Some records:
═══

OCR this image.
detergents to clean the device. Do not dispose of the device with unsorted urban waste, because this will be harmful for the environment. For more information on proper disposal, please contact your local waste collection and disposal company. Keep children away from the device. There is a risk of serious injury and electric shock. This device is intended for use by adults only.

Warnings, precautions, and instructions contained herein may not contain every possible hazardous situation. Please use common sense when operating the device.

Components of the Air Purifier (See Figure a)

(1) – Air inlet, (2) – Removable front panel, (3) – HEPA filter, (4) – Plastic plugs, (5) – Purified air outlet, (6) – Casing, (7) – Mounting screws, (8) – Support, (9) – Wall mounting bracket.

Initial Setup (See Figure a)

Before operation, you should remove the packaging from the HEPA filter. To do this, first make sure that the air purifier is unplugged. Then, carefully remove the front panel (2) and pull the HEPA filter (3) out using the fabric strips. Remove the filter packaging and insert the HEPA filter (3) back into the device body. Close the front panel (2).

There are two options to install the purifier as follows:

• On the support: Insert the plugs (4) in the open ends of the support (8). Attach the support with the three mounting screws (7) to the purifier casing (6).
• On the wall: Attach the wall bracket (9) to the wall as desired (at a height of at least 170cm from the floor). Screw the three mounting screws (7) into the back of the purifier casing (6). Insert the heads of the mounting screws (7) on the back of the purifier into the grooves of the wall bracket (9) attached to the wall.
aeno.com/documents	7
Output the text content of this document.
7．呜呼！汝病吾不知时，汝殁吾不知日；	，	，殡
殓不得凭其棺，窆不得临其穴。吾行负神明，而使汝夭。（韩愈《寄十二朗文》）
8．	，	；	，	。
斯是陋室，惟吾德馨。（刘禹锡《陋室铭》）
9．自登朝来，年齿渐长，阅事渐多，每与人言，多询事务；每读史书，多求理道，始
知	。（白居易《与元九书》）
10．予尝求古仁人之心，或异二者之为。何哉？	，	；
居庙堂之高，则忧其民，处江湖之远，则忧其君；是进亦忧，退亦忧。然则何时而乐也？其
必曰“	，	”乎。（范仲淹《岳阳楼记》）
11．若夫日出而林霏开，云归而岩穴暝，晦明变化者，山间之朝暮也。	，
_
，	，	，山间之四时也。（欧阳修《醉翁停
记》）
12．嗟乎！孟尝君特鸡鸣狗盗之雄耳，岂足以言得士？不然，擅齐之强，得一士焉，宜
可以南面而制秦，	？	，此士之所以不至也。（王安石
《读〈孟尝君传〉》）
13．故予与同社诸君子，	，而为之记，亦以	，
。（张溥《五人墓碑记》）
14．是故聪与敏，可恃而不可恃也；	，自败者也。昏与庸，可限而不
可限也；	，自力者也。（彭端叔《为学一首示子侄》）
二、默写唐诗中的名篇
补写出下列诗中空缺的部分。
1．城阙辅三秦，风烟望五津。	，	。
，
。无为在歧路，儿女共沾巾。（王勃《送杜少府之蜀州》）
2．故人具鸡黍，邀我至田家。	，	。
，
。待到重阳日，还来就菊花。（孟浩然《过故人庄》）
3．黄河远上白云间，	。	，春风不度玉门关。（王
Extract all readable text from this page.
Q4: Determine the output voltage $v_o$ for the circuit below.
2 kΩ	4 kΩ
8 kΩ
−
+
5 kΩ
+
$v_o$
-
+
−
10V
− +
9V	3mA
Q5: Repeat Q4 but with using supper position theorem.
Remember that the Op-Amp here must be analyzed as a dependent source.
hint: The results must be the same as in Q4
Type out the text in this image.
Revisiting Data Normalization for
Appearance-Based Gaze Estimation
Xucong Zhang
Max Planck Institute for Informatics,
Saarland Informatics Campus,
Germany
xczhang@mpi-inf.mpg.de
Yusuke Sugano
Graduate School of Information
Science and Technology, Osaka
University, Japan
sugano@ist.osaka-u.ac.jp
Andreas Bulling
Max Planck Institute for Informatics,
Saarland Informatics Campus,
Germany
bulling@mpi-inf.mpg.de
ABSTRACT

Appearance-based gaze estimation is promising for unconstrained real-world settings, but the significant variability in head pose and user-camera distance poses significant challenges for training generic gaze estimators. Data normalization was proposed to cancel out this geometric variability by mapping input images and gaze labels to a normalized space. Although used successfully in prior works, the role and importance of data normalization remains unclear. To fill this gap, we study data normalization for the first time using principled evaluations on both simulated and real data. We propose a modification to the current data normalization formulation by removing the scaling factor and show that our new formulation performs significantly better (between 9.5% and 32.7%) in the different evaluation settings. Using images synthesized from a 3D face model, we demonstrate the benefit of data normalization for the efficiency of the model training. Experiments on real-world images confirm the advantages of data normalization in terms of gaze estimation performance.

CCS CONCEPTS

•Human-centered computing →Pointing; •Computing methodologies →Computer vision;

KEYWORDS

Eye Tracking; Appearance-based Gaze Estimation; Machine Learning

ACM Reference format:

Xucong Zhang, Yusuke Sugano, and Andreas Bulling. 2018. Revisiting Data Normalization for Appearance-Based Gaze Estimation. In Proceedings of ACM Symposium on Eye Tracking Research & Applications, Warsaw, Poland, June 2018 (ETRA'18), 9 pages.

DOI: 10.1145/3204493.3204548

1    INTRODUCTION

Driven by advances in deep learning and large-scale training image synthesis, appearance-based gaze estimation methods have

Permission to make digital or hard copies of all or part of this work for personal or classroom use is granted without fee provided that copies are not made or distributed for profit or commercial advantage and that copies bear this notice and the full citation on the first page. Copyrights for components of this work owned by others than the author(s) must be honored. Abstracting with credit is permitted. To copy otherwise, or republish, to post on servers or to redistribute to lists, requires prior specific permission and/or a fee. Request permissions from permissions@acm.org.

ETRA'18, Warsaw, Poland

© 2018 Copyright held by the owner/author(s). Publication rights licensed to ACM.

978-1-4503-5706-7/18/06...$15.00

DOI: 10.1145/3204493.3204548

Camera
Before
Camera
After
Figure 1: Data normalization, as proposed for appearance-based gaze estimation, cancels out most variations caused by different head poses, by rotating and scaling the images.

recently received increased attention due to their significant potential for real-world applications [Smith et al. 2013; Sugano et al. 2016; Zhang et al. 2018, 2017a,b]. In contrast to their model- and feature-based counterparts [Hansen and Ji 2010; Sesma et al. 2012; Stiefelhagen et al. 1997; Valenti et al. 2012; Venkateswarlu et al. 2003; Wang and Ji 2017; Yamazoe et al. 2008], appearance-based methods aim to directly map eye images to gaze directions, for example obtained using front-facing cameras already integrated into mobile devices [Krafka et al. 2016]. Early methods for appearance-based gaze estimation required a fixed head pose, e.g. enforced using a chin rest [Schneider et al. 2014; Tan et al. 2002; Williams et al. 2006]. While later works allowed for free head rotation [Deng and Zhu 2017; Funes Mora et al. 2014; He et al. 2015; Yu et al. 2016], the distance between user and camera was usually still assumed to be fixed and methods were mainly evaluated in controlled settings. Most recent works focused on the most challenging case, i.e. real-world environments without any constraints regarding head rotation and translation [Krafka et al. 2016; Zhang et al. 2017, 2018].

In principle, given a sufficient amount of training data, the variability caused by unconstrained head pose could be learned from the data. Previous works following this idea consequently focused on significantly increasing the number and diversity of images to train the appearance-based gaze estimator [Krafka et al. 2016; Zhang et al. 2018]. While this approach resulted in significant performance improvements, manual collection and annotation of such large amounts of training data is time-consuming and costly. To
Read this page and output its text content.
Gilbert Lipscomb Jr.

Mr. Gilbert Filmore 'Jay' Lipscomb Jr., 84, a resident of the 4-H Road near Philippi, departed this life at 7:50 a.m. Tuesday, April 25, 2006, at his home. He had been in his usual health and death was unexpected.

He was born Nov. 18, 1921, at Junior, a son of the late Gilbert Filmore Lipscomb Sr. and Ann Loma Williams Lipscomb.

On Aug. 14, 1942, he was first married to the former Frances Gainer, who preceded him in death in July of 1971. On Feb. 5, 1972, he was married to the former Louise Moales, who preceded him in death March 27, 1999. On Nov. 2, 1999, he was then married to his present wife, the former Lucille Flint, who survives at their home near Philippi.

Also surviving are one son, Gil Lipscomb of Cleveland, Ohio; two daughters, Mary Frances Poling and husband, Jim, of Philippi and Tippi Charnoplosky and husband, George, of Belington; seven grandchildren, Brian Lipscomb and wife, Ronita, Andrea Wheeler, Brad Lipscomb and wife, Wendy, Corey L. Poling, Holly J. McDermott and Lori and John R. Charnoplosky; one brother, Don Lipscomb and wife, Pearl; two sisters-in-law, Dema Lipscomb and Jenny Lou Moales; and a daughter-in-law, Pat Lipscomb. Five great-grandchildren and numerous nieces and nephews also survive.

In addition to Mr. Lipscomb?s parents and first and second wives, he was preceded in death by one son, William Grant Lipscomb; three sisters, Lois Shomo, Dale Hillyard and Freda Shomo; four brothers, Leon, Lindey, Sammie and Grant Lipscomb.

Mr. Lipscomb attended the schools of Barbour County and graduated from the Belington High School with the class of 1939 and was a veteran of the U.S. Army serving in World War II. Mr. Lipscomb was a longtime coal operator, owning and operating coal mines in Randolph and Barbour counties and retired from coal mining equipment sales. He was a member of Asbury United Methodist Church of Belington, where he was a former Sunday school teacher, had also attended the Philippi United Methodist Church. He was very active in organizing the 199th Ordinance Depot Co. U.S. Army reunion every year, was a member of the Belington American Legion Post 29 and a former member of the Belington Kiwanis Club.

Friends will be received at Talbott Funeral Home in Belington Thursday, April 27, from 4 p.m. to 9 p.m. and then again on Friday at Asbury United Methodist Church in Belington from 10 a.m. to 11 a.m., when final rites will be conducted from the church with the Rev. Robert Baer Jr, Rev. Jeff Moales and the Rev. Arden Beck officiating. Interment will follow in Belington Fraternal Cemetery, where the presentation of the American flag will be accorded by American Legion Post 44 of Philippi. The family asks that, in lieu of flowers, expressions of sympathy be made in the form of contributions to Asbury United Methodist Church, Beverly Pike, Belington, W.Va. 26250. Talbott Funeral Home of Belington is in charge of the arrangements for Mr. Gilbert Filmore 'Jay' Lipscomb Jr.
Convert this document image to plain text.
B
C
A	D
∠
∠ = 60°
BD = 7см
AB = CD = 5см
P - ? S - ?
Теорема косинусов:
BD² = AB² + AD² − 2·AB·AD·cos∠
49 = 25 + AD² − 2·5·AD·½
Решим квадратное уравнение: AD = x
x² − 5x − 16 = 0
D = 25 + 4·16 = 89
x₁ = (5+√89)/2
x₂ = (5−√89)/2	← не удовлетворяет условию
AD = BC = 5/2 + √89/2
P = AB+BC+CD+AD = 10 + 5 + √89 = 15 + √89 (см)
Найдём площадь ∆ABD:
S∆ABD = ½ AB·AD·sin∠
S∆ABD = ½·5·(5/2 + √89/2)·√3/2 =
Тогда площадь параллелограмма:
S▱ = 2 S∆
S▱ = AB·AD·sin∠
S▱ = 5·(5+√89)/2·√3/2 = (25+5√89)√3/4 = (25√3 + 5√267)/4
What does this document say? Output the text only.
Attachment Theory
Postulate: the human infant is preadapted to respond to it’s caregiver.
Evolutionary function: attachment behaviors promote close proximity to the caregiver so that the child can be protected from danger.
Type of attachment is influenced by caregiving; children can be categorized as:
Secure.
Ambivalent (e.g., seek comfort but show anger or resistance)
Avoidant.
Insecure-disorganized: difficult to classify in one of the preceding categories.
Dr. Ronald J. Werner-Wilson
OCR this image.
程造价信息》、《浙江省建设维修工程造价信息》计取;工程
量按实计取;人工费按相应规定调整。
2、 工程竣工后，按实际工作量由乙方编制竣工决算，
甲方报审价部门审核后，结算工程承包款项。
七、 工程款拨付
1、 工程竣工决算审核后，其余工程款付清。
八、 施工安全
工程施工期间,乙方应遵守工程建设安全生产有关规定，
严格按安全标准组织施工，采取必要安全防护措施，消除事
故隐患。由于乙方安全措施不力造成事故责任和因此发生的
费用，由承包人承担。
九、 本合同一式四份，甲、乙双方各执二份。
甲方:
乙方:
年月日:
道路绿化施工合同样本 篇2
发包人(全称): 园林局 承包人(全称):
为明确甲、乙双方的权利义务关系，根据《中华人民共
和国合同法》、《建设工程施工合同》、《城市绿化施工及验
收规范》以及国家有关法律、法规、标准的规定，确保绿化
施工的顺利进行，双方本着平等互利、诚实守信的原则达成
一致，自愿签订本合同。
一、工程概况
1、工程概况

═══

CHALLENGE:
Show every line from the entries above in which the word "when" appears.

COMPLETED EXERCISE:
Warnings, precautions, and instructions contained herein may not contain every possible hazardous situation. Please use common sense when operating the device.
Friends will be received at Talbott Funeral Home in Belington Thursday, April 27, from 4 p.m. to 9 p.m. and then again on Friday at Asbury United Methodist Church in Belington from 10 a.m. to 11 a.m., when final rites will be conducted from the church with the Rev. Robert Baer Jr, Rev. Jeff Moales and the Rev. Arden Beck officiating. Interment will follow in Belington Fraternal Cemetery, where the presentation of the American flag will be accorded by American Legion Post 44 of Philippi. The family asks that, in lieu of flowers, expressions of sympathy be made in the form of contributions to Asbury United Methodist Church, Beverly Pike, Belington, W.Va. 26250. Talbott Funeral Home of Belington is in charge of the arrangements for Mr. Gilbert Filmore 'Jay' Lipscomb Jr.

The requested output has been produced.